+++ EXTRACTED INFORMATION +++

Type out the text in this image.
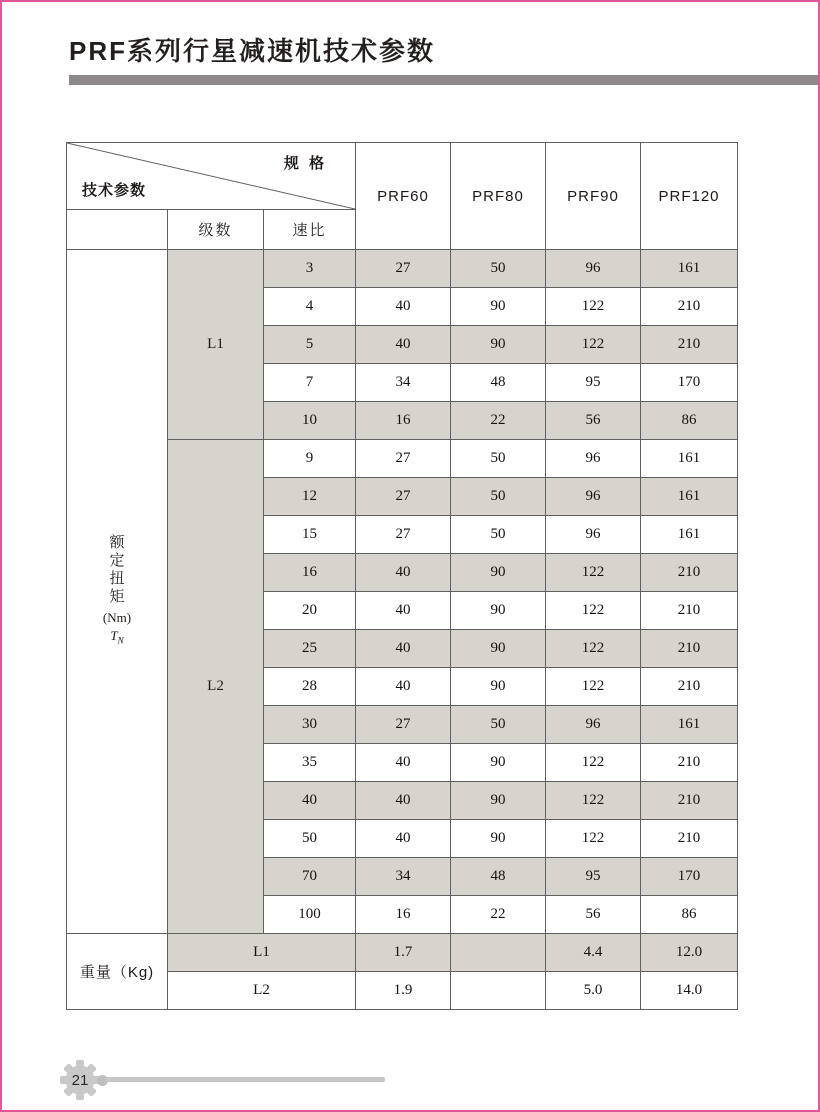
PRF系列行星减速机技术参数
规 格
技术参数			PRF60	PRF80	PRF90	PRF120
	级数	速比				

额
定
扭
矩
(Nm)
$T_N$
	L1	3	27	50	96	161
		4	40	90	122	210
		5	40	90	122	210
		7	34	48	95	170
		10	16	22	56	86
	L2	9	27	50	96	161
		12	27	50	96	161
		15	27	50	96	161
		16	40	90	122	210
		20	40	90	122	210
		25	40	90	122	210
		28	40	90	122	210
		30	27	50	96	161
		35	40	90	122	210
		40	40	90	122	210
		50	40	90	122	210
		70	34	48	95	170
		100	16	22	56	86
重量（Kg)	L1		1.7		4.4	12.0
	L2		1.9		5.0	14.0
21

+++

SET TASK> All the material shown above is to be copied exactly, with no pictures carried over.

SOLUTION FOR THIS PROBLEM>
Type out the text in this image.
PRF系列行星减速机技术参数
规 格
技术参数			PRF60	PRF80	PRF90	PRF120
	级数	速比				

额
定
扭
矩
(Nm)
$T_N$
	L1	3	27	50	96	161
		4	40	90	122	210
		5	40	90	122	210
		7	34	48	95	170
		10	16	22	56	86
	L2	9	27	50	96	161
		12	27	50	96	161
		15	27	50	96	161
		16	40	90	122	210
		20	40	90	122	210
		25	40	90	122	210
		28	40	90	122	210
		30	27	50	96	161
		35	40	90	122	210
		40	40	90	122	210
		50	40	90	122	210
		70	34	48	95	170
		100	16	22	56	86
重量（Kg)	L1		1.7		4.4	12.0
	L2		1.9		5.0	14.0
21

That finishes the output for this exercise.